RECORDS FOR THE TASK -
·····
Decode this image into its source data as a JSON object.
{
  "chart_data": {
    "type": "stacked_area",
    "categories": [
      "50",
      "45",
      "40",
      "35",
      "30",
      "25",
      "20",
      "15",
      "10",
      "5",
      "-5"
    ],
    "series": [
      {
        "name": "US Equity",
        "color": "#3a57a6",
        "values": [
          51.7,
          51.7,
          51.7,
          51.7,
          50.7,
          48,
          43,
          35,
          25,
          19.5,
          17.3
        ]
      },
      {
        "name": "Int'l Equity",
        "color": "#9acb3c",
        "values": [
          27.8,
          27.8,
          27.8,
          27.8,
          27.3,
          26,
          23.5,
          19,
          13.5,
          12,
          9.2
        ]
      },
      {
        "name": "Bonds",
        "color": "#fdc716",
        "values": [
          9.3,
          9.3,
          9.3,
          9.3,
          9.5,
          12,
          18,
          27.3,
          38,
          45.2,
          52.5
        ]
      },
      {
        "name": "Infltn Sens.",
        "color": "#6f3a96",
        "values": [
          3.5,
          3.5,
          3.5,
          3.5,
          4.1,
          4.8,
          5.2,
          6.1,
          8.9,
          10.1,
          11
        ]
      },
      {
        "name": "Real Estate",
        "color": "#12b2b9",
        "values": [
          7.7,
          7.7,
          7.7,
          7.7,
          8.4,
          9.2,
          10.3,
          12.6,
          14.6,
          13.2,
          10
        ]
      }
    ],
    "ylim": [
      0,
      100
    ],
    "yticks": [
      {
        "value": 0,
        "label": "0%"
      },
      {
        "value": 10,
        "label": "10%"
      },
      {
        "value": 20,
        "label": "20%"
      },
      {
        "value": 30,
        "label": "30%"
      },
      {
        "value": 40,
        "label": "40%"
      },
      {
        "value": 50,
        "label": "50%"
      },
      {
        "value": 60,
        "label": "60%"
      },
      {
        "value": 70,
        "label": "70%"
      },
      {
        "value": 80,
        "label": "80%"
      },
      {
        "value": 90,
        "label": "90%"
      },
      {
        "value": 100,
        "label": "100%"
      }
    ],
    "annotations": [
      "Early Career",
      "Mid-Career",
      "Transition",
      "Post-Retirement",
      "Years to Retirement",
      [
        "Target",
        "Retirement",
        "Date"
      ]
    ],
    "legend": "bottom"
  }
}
·····
STATED GOAL - Check each line of these records for the string "color" and state only how many lines have it.

EXERCISE RESULT - 5